** INSTRUCTIONS TO FOLLOW **
Filter the records for lines holding the string "zadań".

** LISTING **

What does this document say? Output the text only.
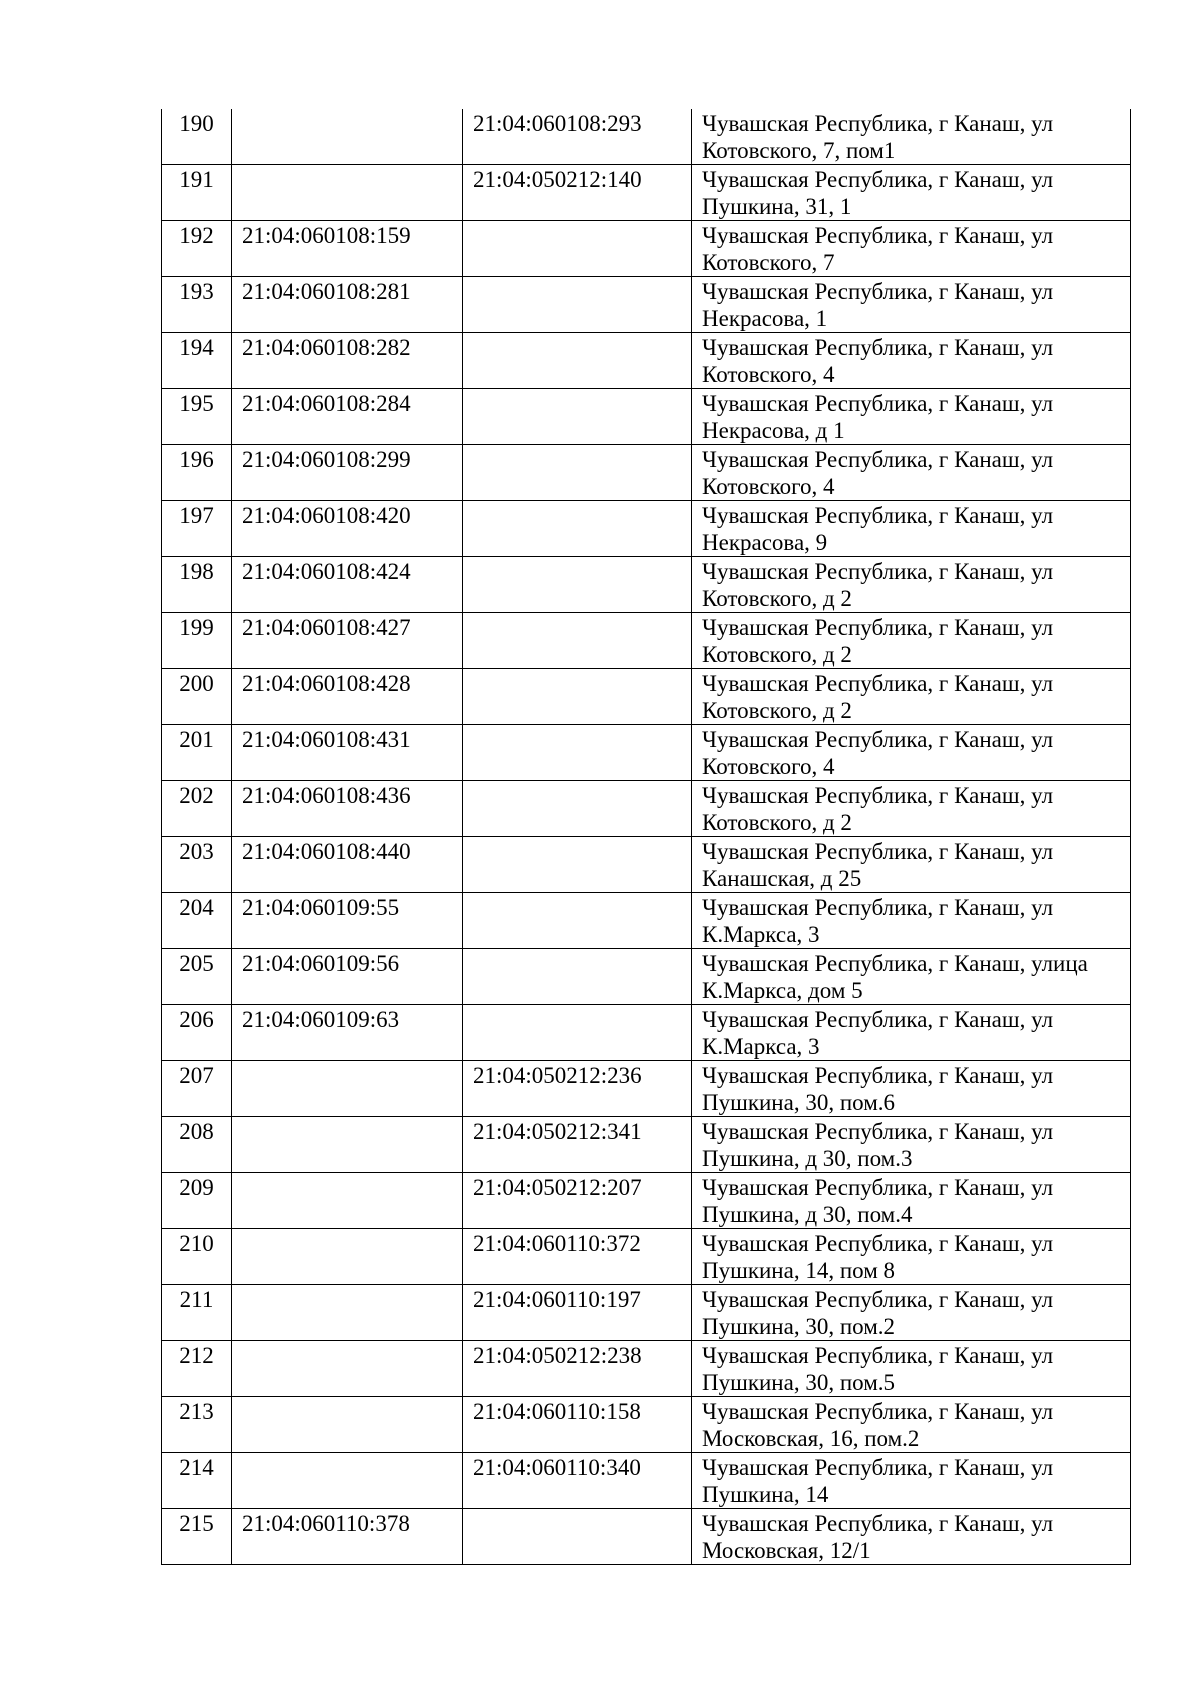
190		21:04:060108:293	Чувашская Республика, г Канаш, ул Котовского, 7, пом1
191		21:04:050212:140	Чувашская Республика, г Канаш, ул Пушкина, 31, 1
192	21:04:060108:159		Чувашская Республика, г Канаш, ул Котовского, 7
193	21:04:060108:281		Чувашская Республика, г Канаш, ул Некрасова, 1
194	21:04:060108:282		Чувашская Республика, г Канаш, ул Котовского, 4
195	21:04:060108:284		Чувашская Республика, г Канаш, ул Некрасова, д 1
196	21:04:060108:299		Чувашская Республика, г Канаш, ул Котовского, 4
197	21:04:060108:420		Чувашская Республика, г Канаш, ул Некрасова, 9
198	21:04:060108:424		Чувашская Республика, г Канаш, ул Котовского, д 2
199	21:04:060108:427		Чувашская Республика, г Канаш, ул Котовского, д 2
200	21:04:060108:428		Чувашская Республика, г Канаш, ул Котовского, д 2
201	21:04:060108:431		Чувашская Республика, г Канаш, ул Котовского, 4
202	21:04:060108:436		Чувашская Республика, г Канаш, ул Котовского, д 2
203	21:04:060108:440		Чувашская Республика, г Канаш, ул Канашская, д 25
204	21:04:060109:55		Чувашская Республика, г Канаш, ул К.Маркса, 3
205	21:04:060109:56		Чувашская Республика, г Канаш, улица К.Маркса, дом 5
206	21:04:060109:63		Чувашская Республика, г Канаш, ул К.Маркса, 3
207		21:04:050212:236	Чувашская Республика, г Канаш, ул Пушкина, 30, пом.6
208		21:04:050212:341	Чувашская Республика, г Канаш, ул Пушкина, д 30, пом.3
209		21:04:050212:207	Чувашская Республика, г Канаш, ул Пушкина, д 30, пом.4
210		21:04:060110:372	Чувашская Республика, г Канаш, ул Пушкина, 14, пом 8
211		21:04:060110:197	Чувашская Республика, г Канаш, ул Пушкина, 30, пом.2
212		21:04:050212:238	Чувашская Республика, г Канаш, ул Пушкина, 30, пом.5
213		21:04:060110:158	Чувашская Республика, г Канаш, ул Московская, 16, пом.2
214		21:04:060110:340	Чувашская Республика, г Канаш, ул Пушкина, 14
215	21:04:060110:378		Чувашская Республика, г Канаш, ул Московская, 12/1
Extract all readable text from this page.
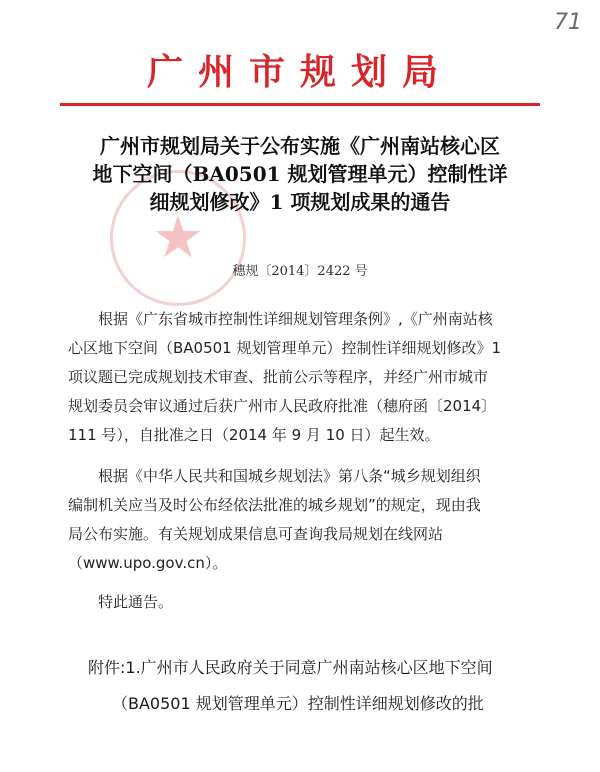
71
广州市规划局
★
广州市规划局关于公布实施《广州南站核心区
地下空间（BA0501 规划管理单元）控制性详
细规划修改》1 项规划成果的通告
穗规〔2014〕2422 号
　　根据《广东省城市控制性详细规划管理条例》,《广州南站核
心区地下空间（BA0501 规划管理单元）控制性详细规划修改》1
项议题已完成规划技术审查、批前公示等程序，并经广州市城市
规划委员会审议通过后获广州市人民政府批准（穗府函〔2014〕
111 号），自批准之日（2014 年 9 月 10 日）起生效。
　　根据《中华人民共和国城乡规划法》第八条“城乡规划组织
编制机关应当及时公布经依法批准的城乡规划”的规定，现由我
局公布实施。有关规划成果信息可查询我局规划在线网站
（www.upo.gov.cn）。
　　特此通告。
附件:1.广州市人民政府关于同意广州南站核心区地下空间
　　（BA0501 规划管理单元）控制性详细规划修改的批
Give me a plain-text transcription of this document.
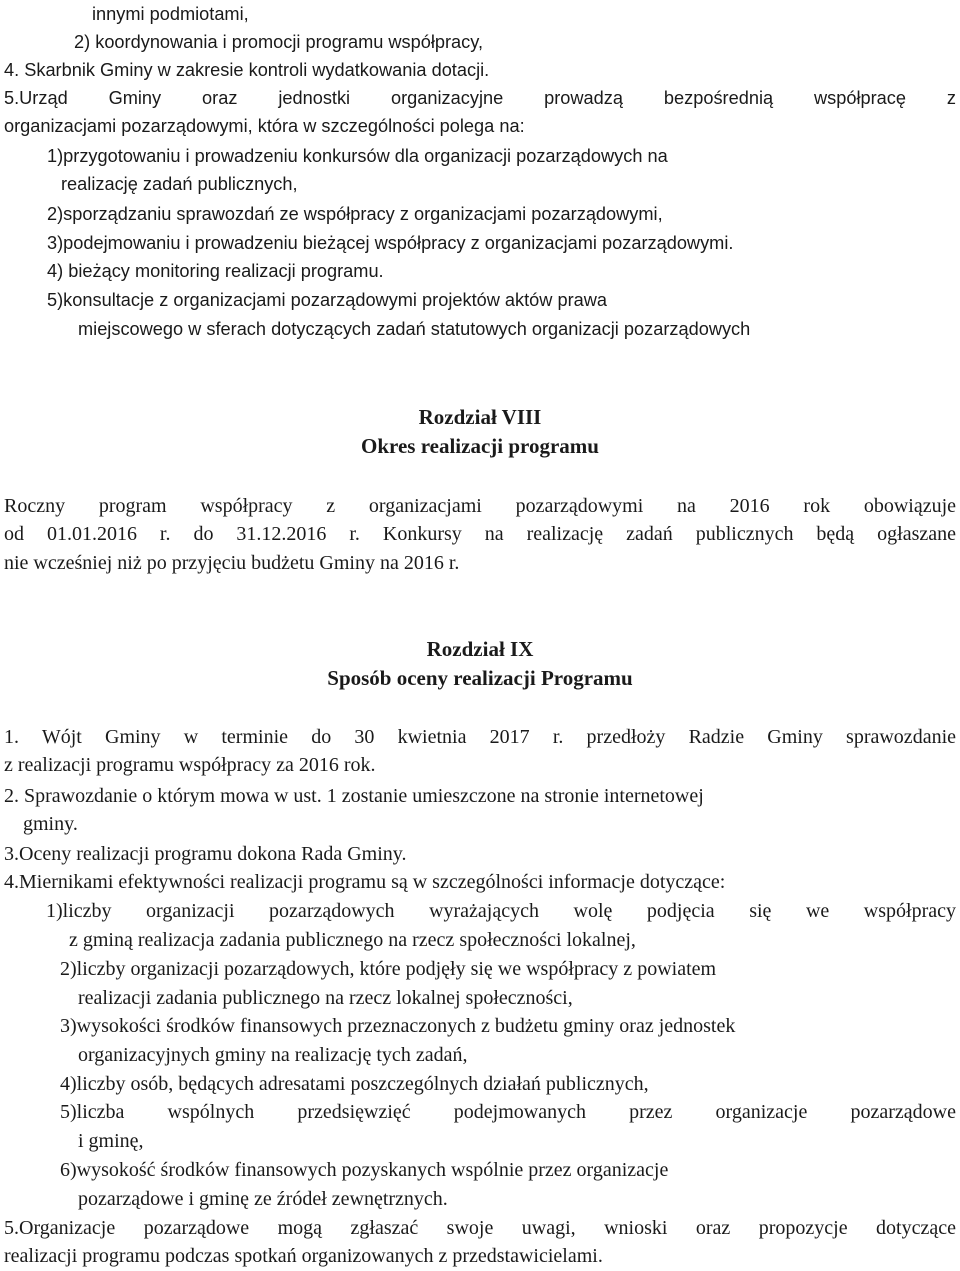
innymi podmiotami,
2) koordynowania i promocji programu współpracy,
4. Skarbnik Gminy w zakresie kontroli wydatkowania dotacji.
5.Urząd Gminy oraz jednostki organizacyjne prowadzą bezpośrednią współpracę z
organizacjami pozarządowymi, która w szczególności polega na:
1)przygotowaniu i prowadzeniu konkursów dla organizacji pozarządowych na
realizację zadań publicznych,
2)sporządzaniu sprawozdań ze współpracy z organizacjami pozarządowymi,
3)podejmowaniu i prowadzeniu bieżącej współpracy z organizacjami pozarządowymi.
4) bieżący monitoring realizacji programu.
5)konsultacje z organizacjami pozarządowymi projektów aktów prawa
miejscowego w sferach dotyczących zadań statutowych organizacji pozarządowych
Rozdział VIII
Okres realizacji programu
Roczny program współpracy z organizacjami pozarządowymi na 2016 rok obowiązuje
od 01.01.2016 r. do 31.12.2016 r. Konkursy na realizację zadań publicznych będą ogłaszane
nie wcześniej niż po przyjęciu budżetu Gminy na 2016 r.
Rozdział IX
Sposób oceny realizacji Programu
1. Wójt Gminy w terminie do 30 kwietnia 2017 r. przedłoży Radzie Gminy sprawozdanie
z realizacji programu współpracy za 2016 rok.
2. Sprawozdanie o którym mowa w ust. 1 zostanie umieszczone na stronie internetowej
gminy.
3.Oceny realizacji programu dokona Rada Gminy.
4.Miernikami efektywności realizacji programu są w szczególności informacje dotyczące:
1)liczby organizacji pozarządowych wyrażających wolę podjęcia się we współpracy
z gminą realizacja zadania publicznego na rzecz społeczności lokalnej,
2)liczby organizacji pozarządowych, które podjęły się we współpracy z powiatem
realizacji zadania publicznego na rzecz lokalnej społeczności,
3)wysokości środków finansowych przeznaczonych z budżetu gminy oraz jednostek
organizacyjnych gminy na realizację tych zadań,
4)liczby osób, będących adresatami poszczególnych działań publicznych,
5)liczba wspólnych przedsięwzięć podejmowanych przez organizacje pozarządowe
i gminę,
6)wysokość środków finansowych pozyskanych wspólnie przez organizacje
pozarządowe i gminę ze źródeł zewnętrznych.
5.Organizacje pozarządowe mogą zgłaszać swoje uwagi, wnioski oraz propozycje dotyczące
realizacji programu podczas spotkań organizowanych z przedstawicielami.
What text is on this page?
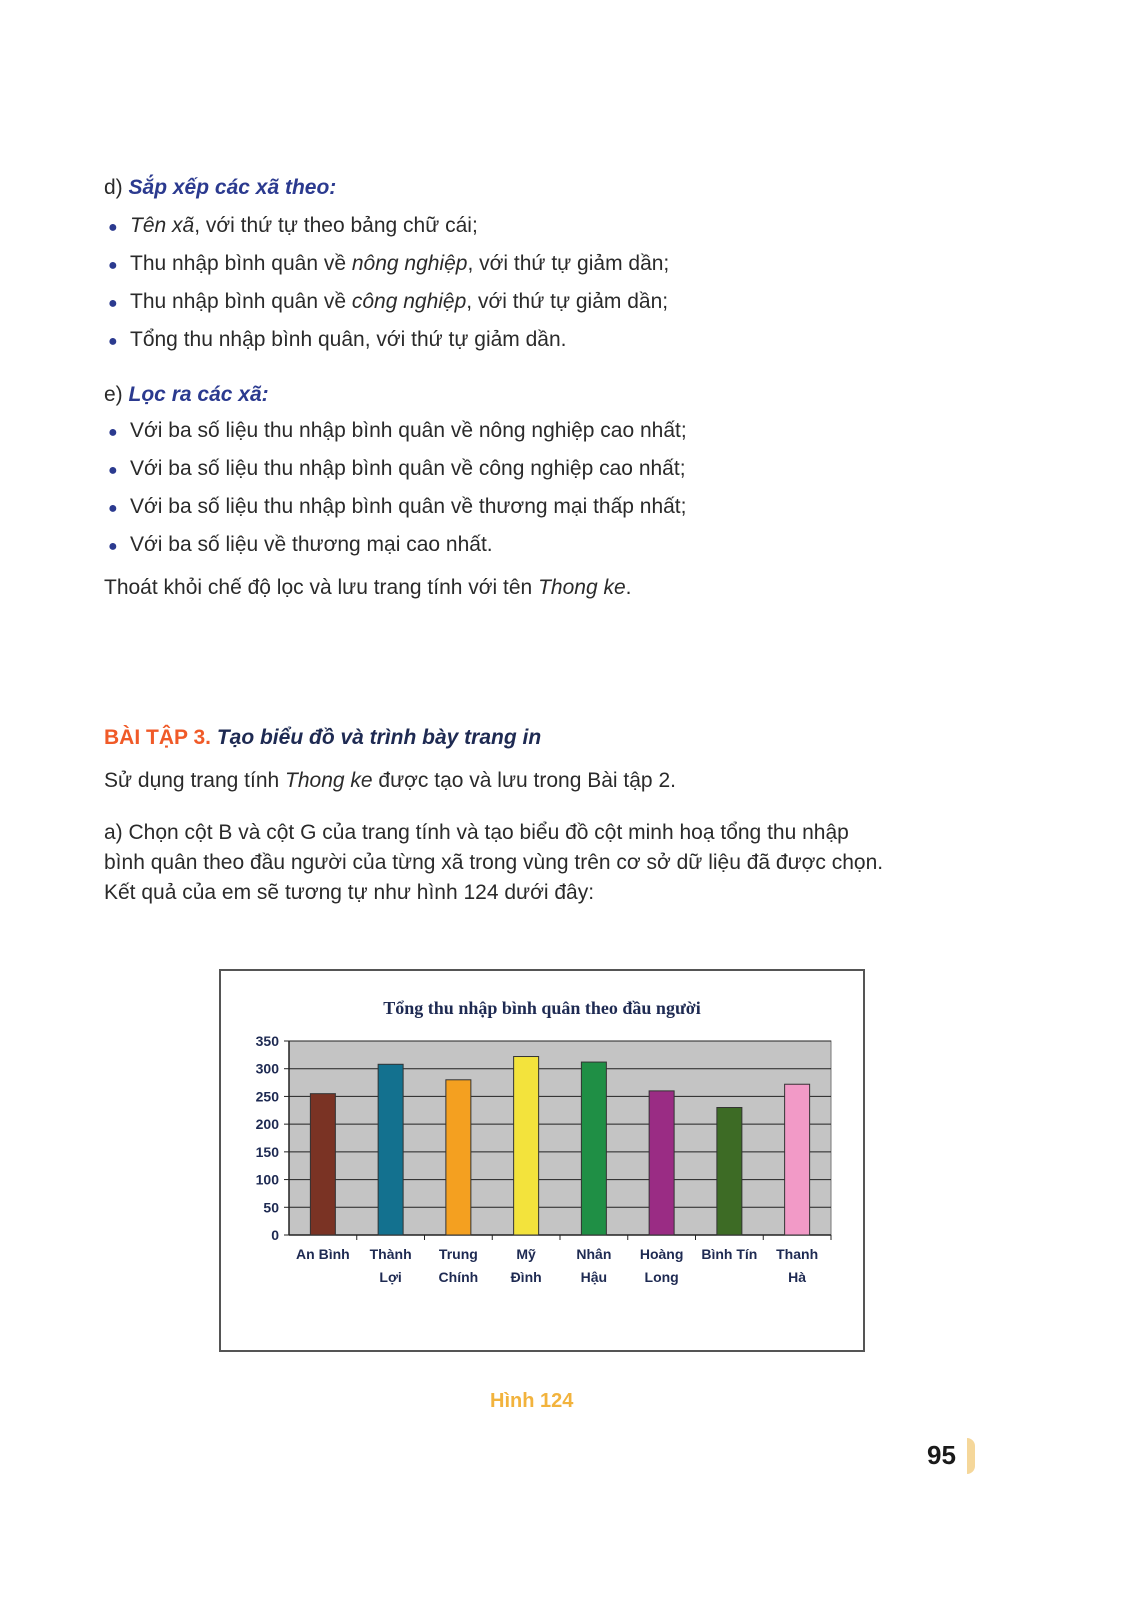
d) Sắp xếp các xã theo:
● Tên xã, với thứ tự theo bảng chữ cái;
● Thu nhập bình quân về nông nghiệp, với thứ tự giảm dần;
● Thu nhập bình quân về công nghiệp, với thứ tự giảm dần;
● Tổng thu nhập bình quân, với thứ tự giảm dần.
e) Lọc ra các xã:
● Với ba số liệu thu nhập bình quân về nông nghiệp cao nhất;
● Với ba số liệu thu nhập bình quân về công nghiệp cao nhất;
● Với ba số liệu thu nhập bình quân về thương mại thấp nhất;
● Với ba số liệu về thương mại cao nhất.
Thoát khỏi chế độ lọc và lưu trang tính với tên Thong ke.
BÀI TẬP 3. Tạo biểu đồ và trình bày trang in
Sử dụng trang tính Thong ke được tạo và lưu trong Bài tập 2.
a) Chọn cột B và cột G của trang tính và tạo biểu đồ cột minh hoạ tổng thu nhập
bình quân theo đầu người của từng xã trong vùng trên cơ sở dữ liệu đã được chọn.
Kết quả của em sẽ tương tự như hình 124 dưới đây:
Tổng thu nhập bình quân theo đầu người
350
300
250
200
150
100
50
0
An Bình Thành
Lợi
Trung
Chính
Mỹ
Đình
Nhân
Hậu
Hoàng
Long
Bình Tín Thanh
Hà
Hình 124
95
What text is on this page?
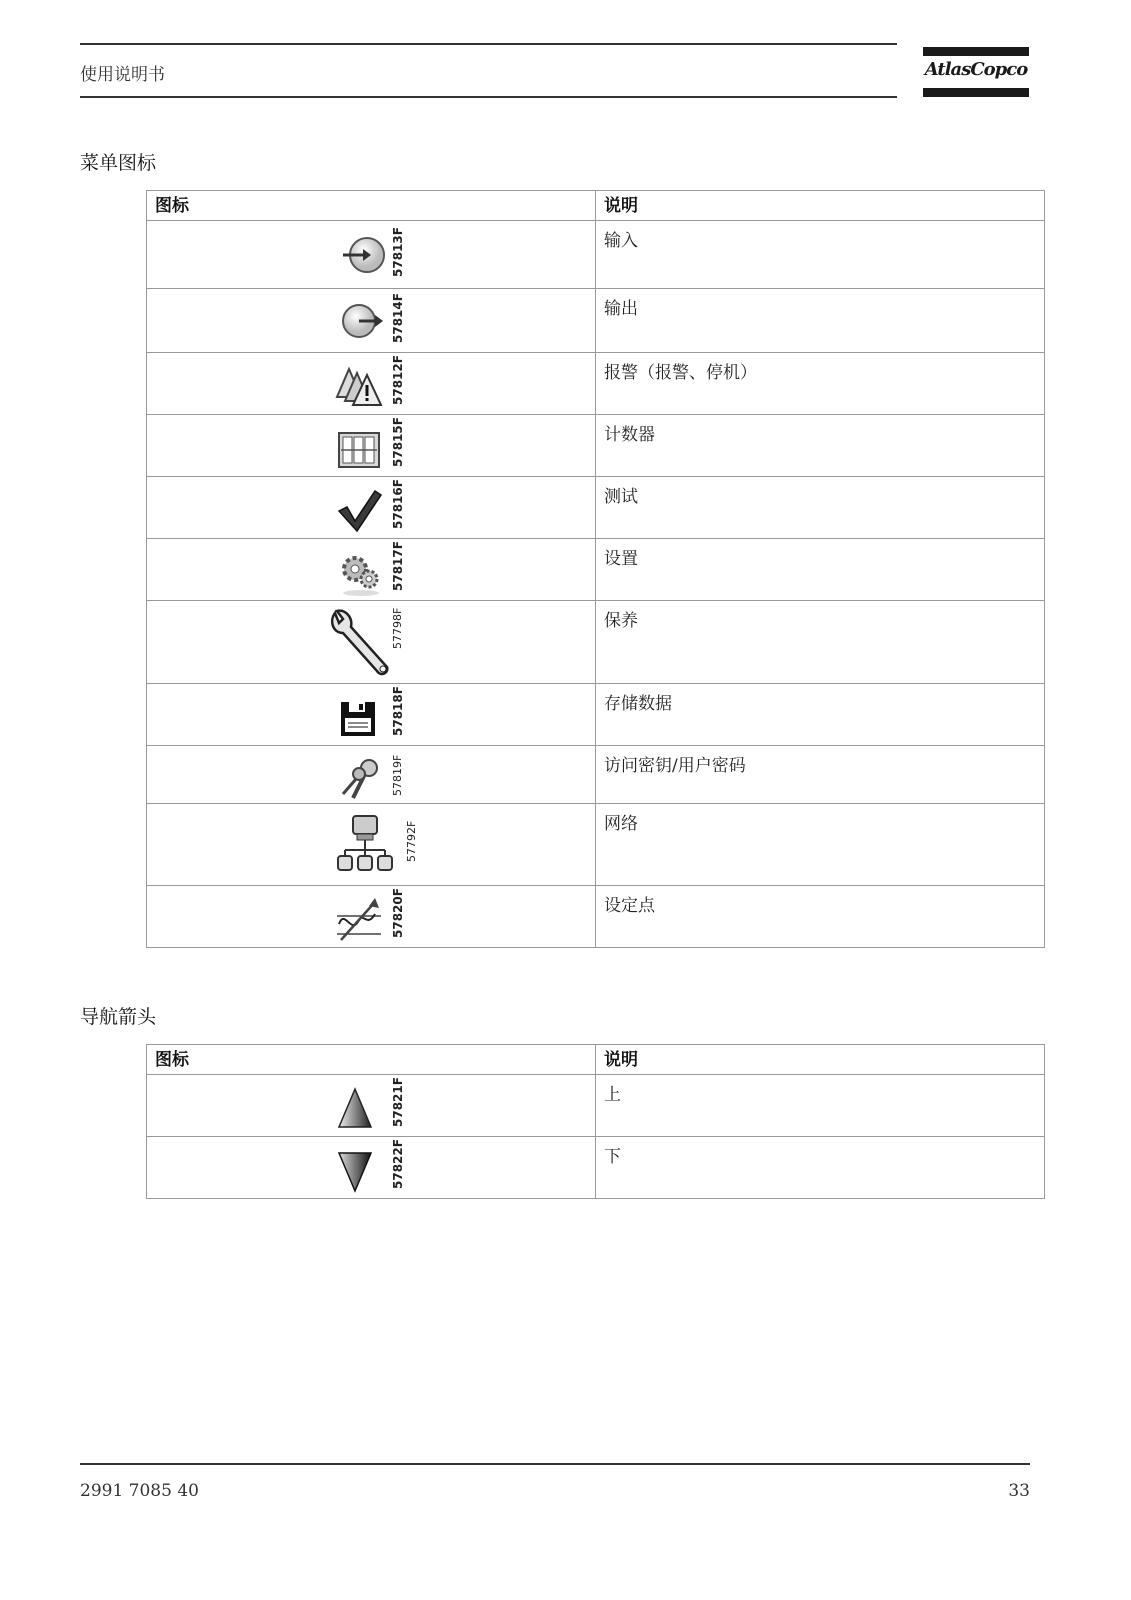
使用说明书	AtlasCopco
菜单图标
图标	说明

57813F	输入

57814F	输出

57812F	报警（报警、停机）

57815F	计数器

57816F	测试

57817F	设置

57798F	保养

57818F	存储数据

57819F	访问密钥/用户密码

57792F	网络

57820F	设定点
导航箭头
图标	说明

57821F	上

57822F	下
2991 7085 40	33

** FULL OUTPUT **
realizację zadań publicznych,
miejscowego w sferach dotyczących zadań statutowych organizacji pozarządowych
od 01.01.2016 r. do 31.12.2016 r. Konkursy na realizację zadań publicznych będą ogłaszane
organizacyjnych gminy na realizację tych zadań,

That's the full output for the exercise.